* REQUIRED WORK:
Output every entry exactly as written, but omit the pictures.

* Dataset entries:
========================

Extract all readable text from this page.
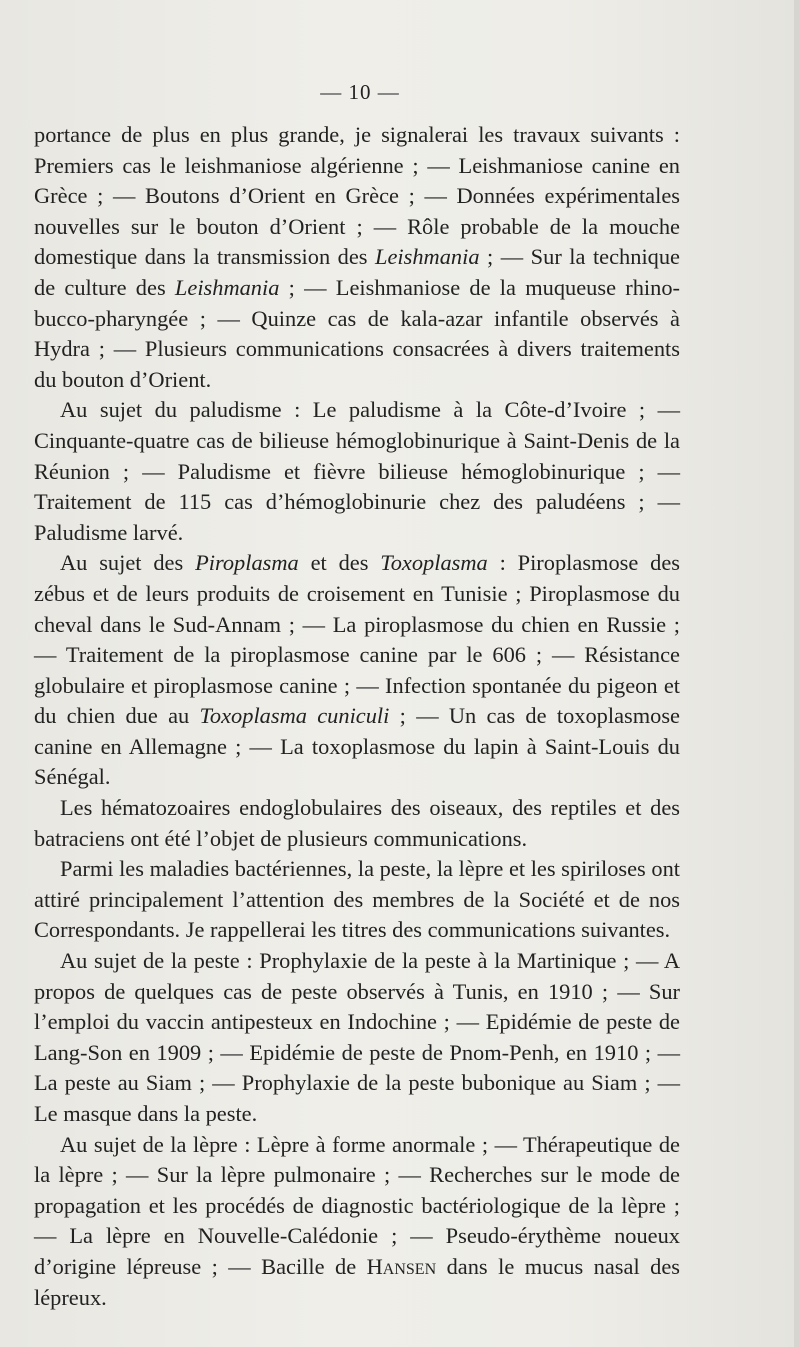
— 10 —

portance de plus en plus grande, je signalerai les travaux suivants : Premiers cas le leishmaniose algérienne ; — Leishmaniose canine en Grèce ; — Boutons d’Orient en Grèce ; — Données expérimentales nouvelles sur le bouton d’Orient ; — Rôle probable de la mouche domestique dans la transmission des Leishmania ; — Sur la technique de culture des Leishmania ; — Leishmaniose de la muqueuse rhino-bucco-pharyngée ; — Quinze cas de kala-azar infantile observés à Hydra ; — Plusieurs communications consacrées à divers traitements du bouton d’Orient.

Au sujet du paludisme : Le paludisme à la Côte-d’Ivoire ; — Cinquante-quatre cas de bilieuse hémoglobinurique à Saint-Denis de la Réunion ; — Paludisme et fièvre bilieuse hémoglobinurique ; — Traitement de 115 cas d’hémoglobinurie chez des paludéens ; — Paludisme larvé.

Au sujet des Piroplasma et des Toxoplasma : Piroplasmose des zébus et de leurs produits de croisement en Tunisie ; Piroplasmose du cheval dans le Sud-Annam ; — La piroplasmose du chien en Russie ; — Traitement de la piroplasmose canine par le 606 ; — Résistance globulaire et piroplasmose canine ; — Infection spontanée du pigeon et du chien due au Toxoplasma cuniculi ; — Un cas de toxoplasmose canine en Allemagne ; — La toxoplasmose du lapin à Saint-Louis du Sénégal.

Les hématozoaires endoglobulaires des oiseaux, des reptiles et des batraciens ont été l’objet de plusieurs communications.

Parmi les maladies bactériennes, la peste, la lèpre et les spiriloses ont attiré principalement l’attention des membres de la Société et de nos Correspondants. Je rappellerai les titres des communications suivantes.

Au sujet de la peste : Prophylaxie de la peste à la Martinique ; — A propos de quelques cas de peste observés à Tunis, en 1910 ; — Sur l’emploi du vaccin antipesteux en Indochine ; — Epidémie de peste de Lang-Son en 1909 ; — Epidémie de peste de Pnom-Penh, en 1910 ; — La peste au Siam ; — Prophylaxie de la peste bubonique au Siam ; — Le masque dans la peste.

Au sujet de la lèpre : Lèpre à forme anormale ; — Thérapeutique de la lèpre ; — Sur la lèpre pulmonaire ; — Recherches sur le mode de propagation et les procédés de diagnostic bactériologique de la lèpre ; — La lèpre en Nouvelle-Calédonie ; — Pseudo-érythème noueux d’origine lépreuse ; — Bacille de Hansen dans le mucus nasal des lépreux.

========================

* PROBLEM SOLUTION:
Extract all readable text from this page.
— 10 —

portance de plus en plus grande, je signalerai les travaux suivants : Premiers cas le leishmaniose algérienne ; — Leishmaniose canine en Grèce ; — Boutons d’Orient en Grèce ; — Données expérimentales nouvelles sur le bouton d’Orient ; — Rôle probable de la mouche domestique dans la transmission des Leishmania ; — Sur la technique de culture des Leishmania ; — Leishmaniose de la muqueuse rhino-bucco-pharyngée ; — Quinze cas de kala-azar infantile observés à Hydra ; — Plusieurs communications consacrées à divers traitements du bouton d’Orient.

Au sujet du paludisme : Le paludisme à la Côte-d’Ivoire ; — Cinquante-quatre cas de bilieuse hémoglobinurique à Saint-Denis de la Réunion ; — Paludisme et fièvre bilieuse hémoglobinurique ; — Traitement de 115 cas d’hémoglobinurie chez des paludéens ; — Paludisme larvé.

Au sujet des Piroplasma et des Toxoplasma : Piroplasmose des zébus et de leurs produits de croisement en Tunisie ; Piroplasmose du cheval dans le Sud-Annam ; — La piroplasmose du chien en Russie ; — Traitement de la piroplasmose canine par le 606 ; — Résistance globulaire et piroplasmose canine ; — Infection spontanée du pigeon et du chien due au Toxoplasma cuniculi ; — Un cas de toxoplasmose canine en Allemagne ; — La toxoplasmose du lapin à Saint-Louis du Sénégal.

Les hématozoaires endoglobulaires des oiseaux, des reptiles et des batraciens ont été l’objet de plusieurs communications.

Parmi les maladies bactériennes, la peste, la lèpre et les spiriloses ont attiré principalement l’attention des membres de la Société et de nos Correspondants. Je rappellerai les titres des communications suivantes.

Au sujet de la peste : Prophylaxie de la peste à la Martinique ; — A propos de quelques cas de peste observés à Tunis, en 1910 ; — Sur l’emploi du vaccin antipesteux en Indochine ; — Epidémie de peste de Lang-Son en 1909 ; — Epidémie de peste de Pnom-Penh, en 1910 ; — La peste au Siam ; — Prophylaxie de la peste bubonique au Siam ; — Le masque dans la peste.

Au sujet de la lèpre : Lèpre à forme anormale ; — Thérapeutique de la lèpre ; — Sur la lèpre pulmonaire ; — Recherches sur le mode de propagation et les procédés de diagnostic bactériologique de la lèpre ; — La lèpre en Nouvelle-Calédonie ; — Pseudo-érythème noueux d’origine lépreuse ; — Bacille de Hansen dans le mucus nasal des lépreux.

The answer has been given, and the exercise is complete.